▶ [TO-DO LIST]:
a – Name each trait that, according to the page text on Dawud's reading of the "Son of Man," Dawud says Muhammad uniquely fulfills in the prophetic descriptions.
b – From the page text on Dawud's reading of the "Son of Man," print the part that opens with the words containing "How do some" and closes with "occur at night?".
c – Carry on the page text on Dawud's reading of the "Son of Man" from the point where it stops.

▶ [PAGE TEXT]:

3. Prophecies and Apocalyptic Visions
Perhaps the most controversial aspect of Dawud’s thesis is his reinterpretation of biblical apocalyptic literature. He argues that the “Son of Man” described in texts like the Book of Daniel and other visionary writings more accurately describe the life, mission, and characteristics of Prophet Muhammad. From global impact and moral authority to the establishment of divine law and finality of prophecy, Dawud asserts that Muhammad uniquely fulfills these prophetic descriptions—traits which, he argues, are not fully manifested in the life of Jesus.
4. A Historical Reassessment
In the concluding sections of his book, Dawud posits that the early Church engaged in what he terms a “policy and cunning propaganda” to align Jesus with the Messianic expectations surrounding the “Son of Man”. He contends that Jesus himself never claimed this identity, and that it was the later ecclesiastical narrative that retroactively applied the title to him in order to appeal to Jewish expectations of a coming Messiah. Instead, Dawud believes that Jesus deliberately left the title unclaimed, reserving it for the true fulfillment of the prophecy—Prophet Muhammad.
Conclusion
Prof. Abdul Ahad Dawud’s Muhammad in the Bible offers a radical re-examination of long-held beliefs within Christian theology. By reinterpreting the “Son of Man” through a Qur’anic and historical lens, Dawud challenges readers to rethink the identity of the prophetic figure awaited in Jewish and Christian tradition. Whether one agrees or disagrees with his conclusions, his work remains a thought-provoking contribution to interfaith dialogue and comparative theology.
Does the phrase “the night visions” in Daniel 7 refer to Muhammad’s Night Journey?
How do some argue that the phrase “the night visions” in Daniel 7, verse 13 refers to Muhammad’s Night Journey to the seventh heaven to meet God instead of Jesus, whose ascension did not occur at night?
Some argue that the phrase “the night visions” in Daniel 7, verse 13, refers to Muhammad’s Night ( الإسراء والمعراج) rather than Jesus’ ascension based on the following points:
1. The term “night visions” directly suggests an event that takes place at night. Muhammad’s Night Journey, which is said to have occurred during the night, aligns with this description. In contrast, Jesus’ ascension is generally not described as happening at night in Christian texts.

▶ [DATASET ENTRIES]:
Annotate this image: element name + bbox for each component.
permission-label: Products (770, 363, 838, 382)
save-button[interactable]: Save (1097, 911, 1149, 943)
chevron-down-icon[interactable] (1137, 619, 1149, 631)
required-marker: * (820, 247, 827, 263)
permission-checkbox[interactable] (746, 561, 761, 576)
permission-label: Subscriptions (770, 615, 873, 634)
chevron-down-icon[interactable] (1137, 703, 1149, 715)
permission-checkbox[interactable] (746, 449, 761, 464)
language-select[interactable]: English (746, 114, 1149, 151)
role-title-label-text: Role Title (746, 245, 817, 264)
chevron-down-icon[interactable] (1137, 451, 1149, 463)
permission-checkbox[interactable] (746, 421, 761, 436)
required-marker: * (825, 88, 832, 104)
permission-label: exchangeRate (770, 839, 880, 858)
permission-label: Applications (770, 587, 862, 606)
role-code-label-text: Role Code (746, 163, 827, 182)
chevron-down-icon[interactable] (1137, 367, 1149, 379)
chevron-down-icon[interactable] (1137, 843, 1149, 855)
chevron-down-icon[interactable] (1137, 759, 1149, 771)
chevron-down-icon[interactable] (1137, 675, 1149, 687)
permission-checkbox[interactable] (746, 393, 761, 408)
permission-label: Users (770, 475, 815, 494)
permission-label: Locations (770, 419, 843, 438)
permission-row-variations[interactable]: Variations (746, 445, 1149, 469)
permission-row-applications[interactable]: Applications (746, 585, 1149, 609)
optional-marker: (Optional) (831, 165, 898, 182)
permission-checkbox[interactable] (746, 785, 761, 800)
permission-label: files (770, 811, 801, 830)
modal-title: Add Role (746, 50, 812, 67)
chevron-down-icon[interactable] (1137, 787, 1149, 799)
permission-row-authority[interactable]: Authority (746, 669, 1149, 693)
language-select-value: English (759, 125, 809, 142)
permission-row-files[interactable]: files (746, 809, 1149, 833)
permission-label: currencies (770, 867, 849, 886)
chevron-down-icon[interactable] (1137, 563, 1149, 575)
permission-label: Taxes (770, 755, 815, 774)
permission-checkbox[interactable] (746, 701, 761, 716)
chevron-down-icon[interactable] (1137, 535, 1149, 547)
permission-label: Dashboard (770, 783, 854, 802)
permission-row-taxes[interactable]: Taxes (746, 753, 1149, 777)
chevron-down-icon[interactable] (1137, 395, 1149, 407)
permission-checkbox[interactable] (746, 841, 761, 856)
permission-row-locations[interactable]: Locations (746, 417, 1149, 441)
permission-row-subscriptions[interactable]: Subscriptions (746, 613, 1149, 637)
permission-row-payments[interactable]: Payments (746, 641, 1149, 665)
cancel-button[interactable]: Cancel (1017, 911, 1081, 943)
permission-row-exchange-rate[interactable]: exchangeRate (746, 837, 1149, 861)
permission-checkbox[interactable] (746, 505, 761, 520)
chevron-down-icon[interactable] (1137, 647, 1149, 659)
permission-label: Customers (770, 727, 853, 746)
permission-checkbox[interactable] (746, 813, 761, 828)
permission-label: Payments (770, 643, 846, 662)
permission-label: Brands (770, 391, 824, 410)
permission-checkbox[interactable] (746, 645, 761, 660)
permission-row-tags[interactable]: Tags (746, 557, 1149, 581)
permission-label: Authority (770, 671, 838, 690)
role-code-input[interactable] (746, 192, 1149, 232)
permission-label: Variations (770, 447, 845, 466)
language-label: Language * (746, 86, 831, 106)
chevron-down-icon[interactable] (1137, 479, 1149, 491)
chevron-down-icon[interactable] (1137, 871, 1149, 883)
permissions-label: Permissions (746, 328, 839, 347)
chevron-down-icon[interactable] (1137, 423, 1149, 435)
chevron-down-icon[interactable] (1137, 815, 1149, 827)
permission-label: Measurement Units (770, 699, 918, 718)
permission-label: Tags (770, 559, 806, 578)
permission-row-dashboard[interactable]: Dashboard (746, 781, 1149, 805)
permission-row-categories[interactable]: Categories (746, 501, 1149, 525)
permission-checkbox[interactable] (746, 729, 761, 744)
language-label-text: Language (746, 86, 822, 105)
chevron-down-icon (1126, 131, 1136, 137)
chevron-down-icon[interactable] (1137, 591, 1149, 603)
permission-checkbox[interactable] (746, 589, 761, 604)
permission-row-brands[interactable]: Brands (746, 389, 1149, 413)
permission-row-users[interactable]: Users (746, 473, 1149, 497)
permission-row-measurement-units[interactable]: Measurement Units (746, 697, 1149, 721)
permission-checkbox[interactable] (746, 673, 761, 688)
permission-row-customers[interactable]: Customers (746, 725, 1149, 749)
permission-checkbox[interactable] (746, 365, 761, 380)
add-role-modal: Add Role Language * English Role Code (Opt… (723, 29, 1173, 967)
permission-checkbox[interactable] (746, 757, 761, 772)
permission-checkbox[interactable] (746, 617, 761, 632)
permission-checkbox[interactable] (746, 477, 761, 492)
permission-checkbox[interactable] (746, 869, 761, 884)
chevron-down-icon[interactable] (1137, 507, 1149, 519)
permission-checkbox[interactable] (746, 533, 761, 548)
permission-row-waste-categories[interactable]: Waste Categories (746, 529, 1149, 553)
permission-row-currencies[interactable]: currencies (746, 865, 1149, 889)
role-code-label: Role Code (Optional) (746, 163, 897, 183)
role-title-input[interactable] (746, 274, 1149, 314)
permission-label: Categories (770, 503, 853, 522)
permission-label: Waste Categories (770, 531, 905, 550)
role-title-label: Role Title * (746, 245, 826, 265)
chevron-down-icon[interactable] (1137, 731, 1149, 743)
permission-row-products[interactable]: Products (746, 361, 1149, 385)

▶ [RESPONSES BY TASK]:
a –
- Global impact
- Moral authority
- Establishment of divine law
- Finality of prophecy

b –
How do some argue that the phrase “the night visions” in Daniel 7, verse 13 refers to Muhammad’s Night Journey to the seventh heaven to meet God instead of Jesus, whose ascension did not occur at night?

c –
2. According to Islamic tradition, during the Isra, Muhammad traveled from Mecca to Jerusalem and then ascended through the heavens in the Mi’raj. He is described as having profound spiritual experiences, meeting past prophets, and ultimately coming into the presence of God.
In Daniel 7, verses 13 to 14, “one like a son of man” is seen coming with the clouds of heaven and approaching the “Ancient of Days” (interpreted by scholars as God). This imagery of traveling through the heavens and meeting a divine figure has parallels with Muhammad’s Night Journey.
3. The mention of the “clouds of heaven” could be metaphorically linked to the ethereal and divine nature of Muhammad’s ascent through the heavens, which is a central element in the Night Journey narrative.
4. Some Muslim scholars see Daniel’s vision as prophetic, foretelling not just events relevant to Jewish history but also later significant religious events. They interpret the “one like a son of man” as a reference to a future prophet who would establish a new era, which Muhammad is believed to have done in Islam.
5. In the vision, the figure receives authority, glory, and sovereign power, and all nations serve him. Supporters of this interpretation argue that Muhammad’s establishment of Islam fits this prophecy as he united tribes and established a widespread religious and political community.
While these arguments are compelling within an Islamic interpretive framework, this interpretation is not widely accepted in Christian and Jewish traditions.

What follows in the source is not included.